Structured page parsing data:
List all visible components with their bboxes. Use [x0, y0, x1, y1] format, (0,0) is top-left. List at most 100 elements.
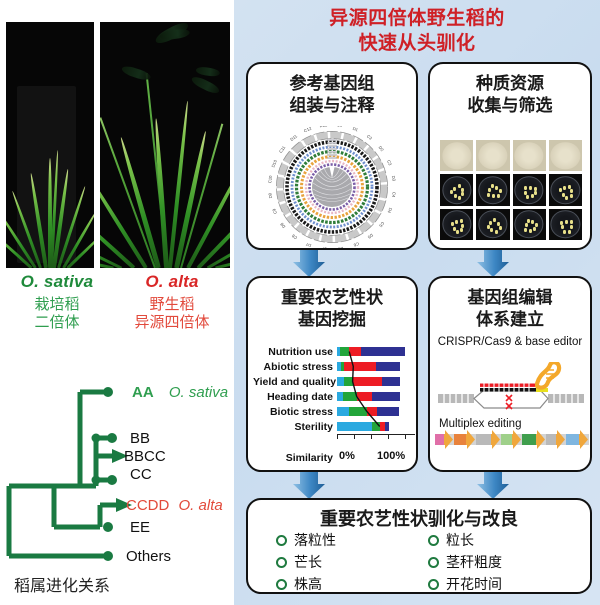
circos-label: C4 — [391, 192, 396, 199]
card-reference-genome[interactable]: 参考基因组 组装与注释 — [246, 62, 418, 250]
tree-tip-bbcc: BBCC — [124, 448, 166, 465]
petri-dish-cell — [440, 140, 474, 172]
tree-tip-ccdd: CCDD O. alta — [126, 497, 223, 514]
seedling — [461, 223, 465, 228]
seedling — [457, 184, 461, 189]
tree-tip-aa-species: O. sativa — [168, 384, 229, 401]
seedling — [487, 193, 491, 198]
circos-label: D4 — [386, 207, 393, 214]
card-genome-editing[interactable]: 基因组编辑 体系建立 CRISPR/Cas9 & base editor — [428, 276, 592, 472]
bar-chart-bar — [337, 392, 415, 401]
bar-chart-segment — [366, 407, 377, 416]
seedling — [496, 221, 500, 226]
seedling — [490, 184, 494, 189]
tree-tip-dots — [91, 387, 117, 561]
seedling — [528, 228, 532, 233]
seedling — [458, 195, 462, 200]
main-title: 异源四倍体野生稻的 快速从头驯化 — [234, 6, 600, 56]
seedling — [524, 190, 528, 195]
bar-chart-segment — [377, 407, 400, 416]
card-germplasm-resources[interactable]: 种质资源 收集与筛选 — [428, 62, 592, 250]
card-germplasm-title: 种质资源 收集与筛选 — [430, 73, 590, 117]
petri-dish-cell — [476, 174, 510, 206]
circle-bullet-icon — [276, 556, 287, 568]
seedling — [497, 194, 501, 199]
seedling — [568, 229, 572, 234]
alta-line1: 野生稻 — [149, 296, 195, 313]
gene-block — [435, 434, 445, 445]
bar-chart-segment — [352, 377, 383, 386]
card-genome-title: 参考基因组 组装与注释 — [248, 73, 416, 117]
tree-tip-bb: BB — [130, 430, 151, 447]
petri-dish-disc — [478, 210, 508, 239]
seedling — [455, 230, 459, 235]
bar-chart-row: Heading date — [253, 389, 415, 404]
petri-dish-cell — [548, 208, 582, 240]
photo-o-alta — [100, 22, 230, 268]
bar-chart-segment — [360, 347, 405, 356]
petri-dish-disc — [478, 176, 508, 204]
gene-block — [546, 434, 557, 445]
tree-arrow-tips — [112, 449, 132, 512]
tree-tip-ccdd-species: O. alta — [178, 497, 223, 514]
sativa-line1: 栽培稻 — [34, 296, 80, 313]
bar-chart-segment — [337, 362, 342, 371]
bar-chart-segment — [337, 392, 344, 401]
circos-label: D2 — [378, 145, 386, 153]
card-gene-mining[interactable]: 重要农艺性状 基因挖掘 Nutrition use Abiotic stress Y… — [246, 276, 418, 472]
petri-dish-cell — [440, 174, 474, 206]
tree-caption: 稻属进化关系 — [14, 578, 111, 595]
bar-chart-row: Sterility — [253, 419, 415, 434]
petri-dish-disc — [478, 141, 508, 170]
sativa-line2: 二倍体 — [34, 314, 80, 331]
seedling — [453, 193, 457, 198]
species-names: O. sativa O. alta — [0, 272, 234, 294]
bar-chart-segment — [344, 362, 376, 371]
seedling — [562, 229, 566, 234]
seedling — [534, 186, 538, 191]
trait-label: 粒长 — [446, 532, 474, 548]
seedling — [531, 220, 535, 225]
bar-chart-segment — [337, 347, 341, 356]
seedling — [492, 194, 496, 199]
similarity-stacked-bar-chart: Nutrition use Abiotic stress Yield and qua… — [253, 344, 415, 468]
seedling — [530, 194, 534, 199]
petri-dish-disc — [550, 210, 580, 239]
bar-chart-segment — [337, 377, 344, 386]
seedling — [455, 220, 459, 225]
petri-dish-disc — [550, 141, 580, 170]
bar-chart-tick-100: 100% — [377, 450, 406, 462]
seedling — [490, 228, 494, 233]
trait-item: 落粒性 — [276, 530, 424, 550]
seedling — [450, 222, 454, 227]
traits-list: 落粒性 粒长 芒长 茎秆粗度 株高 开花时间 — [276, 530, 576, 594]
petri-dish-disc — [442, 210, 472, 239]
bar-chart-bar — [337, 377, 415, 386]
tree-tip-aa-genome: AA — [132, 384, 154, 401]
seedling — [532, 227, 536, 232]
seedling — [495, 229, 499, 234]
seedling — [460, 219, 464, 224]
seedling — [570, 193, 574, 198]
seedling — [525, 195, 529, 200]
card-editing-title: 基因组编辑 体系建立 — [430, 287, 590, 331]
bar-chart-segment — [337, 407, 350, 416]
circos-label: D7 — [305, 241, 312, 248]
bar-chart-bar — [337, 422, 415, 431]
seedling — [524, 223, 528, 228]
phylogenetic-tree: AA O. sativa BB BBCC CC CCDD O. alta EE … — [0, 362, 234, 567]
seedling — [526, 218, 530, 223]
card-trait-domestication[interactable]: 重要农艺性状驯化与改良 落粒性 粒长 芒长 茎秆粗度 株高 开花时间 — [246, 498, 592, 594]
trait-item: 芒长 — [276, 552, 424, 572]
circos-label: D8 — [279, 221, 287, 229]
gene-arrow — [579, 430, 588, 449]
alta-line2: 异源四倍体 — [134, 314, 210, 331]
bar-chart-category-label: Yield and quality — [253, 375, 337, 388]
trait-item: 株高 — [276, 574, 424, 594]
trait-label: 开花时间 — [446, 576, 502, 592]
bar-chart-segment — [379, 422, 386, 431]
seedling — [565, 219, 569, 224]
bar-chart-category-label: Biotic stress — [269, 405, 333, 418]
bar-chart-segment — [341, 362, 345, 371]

TASK:
Please print the data above once more, exactly and without images.

ANSWER SECTION:
List all visible components with their bboxes. Use [x0, y0, x1, y1] format, (0,0) is top-left. List at most 100 elements.
circos-label: C4 — [391, 192, 396, 199]
card-reference-genome[interactable]: 参考基因组 组装与注释 — [246, 62, 418, 250]
tree-tip-bbcc: BBCC — [124, 448, 166, 465]
petri-dish-cell — [440, 140, 474, 172]
tree-tip-ccdd: CCDD O. alta — [126, 497, 223, 514]
seedling — [461, 223, 465, 228]
seedling — [457, 184, 461, 189]
tree-tip-aa-species: O. sativa — [168, 384, 229, 401]
seedling — [487, 193, 491, 198]
circos-label: D4 — [386, 207, 393, 214]
card-genome-editing[interactable]: 基因组编辑 体系建立 CRISPR/Cas9 & base editor — [428, 276, 592, 472]
bar-chart-bar — [337, 392, 415, 401]
bar-chart-segment — [366, 407, 377, 416]
seedling — [496, 221, 500, 226]
seedling — [490, 184, 494, 189]
tree-tip-dots — [91, 387, 117, 561]
seedling — [528, 228, 532, 233]
seedling — [458, 195, 462, 200]
main-title: 异源四倍体野生稻的 快速从头驯化 — [234, 6, 600, 56]
seedling — [524, 190, 528, 195]
bar-chart-segment — [377, 407, 400, 416]
card-germplasm-resources[interactable]: 种质资源 收集与筛选 — [428, 62, 592, 250]
card-germplasm-title: 种质资源 收集与筛选 — [430, 73, 590, 117]
petri-dish-cell — [476, 174, 510, 206]
circle-bullet-icon — [276, 556, 287, 568]
seedling — [497, 194, 501, 199]
seedling — [568, 229, 572, 234]
alta-line1: 野生稻 — [149, 296, 195, 313]
gene-block — [435, 434, 445, 445]
bar-chart-segment — [352, 377, 383, 386]
card-genome-title: 参考基因组 组装与注释 — [248, 73, 416, 117]
tree-tip-bb: BB — [130, 430, 151, 447]
petri-dish-disc — [478, 210, 508, 239]
seedling — [455, 230, 459, 235]
bar-chart-row: Heading date — [253, 389, 415, 404]
petri-dish-cell — [548, 208, 582, 240]
photo-o-alta — [100, 22, 230, 268]
bar-chart-segment — [360, 347, 405, 356]
petri-dish-disc — [478, 176, 508, 204]
gene-block — [546, 434, 557, 445]
tree-arrow-tips — [112, 449, 132, 512]
tree-tip-ccdd-species: O. alta — [178, 497, 223, 514]
sativa-line1: 栽培稻 — [34, 296, 80, 313]
bar-chart-segment — [337, 362, 342, 371]
bar-chart-segment — [337, 392, 344, 401]
circos-label: D2 — [378, 145, 386, 153]
card-gene-mining[interactable]: 重要农艺性状 基因挖掘 Nutrition use Abiotic stress Y… — [246, 276, 418, 472]
petri-dish-cell — [440, 174, 474, 206]
tree-caption: 稻属进化关系 — [14, 578, 111, 595]
bar-chart-row: Sterility — [253, 419, 415, 434]
petri-dish-disc — [478, 141, 508, 170]
sativa-line2: 二倍体 — [34, 314, 80, 331]
seedling — [453, 193, 457, 198]
species-names: O. sativa O. alta — [0, 272, 234, 294]
bar-chart-segment — [344, 362, 376, 371]
seedling — [562, 229, 566, 234]
seedling — [534, 186, 538, 191]
trait-label: 粒长 — [446, 532, 474, 548]
seedling — [531, 220, 535, 225]
bar-chart-segment — [337, 347, 341, 356]
seedling — [492, 194, 496, 199]
similarity-stacked-bar-chart: Nutrition use Abiotic stress Yield and qua… — [253, 344, 415, 468]
seedling — [530, 194, 534, 199]
petri-dish-disc — [550, 210, 580, 239]
bar-chart-segment — [337, 377, 344, 386]
seedling — [455, 220, 459, 225]
petri-dish-disc — [550, 141, 580, 170]
bar-chart-tick-100: 100% — [377, 450, 406, 462]
seedling — [490, 228, 494, 233]
trait-item: 落粒性 — [276, 530, 424, 550]
seedling — [450, 222, 454, 227]
traits-list: 落粒性 粒长 芒长 茎秆粗度 株高 开花时间 — [276, 530, 576, 594]
petri-dish-disc — [442, 210, 472, 239]
bar-chart-bar — [337, 377, 415, 386]
tree-tip-aa-genome: AA — [132, 384, 154, 401]
seedling — [532, 227, 536, 232]
seedling — [495, 229, 499, 234]
seedling — [460, 219, 464, 224]
seedling — [570, 193, 574, 198]
seedling — [525, 195, 529, 200]
card-editing-title: 基因组编辑 体系建立 — [430, 287, 590, 331]
bar-chart-segment — [337, 407, 350, 416]
circos-label: D7 — [305, 241, 312, 248]
bar-chart-bar — [337, 422, 415, 431]
seedling — [524, 223, 528, 228]
phylogenetic-tree: AA O. sativa BB BBCC CC CCDD O. alta EE … — [0, 362, 234, 567]
seedling — [526, 218, 530, 223]
card-trait-domestication[interactable]: 重要农艺性状驯化与改良 落粒性 粒长 芒长 茎秆粗度 株高 开花时间 — [246, 498, 592, 594]
trait-item: 芒长 — [276, 552, 424, 572]
circos-label: D8 — [279, 221, 287, 229]
gene-arrow — [579, 430, 588, 449]
alta-line2: 异源四倍体 — [134, 314, 210, 331]
bar-chart-category-label: Yield and quality — [253, 375, 337, 388]
trait-item: 株高 — [276, 574, 424, 594]
trait-label: 开花时间 — [446, 576, 502, 592]
bar-chart-segment — [379, 422, 386, 431]
seedling — [565, 219, 569, 224]
bar-chart-category-label: Biotic stress — [269, 405, 333, 418]
bar-chart-segment — [341, 362, 345, 371]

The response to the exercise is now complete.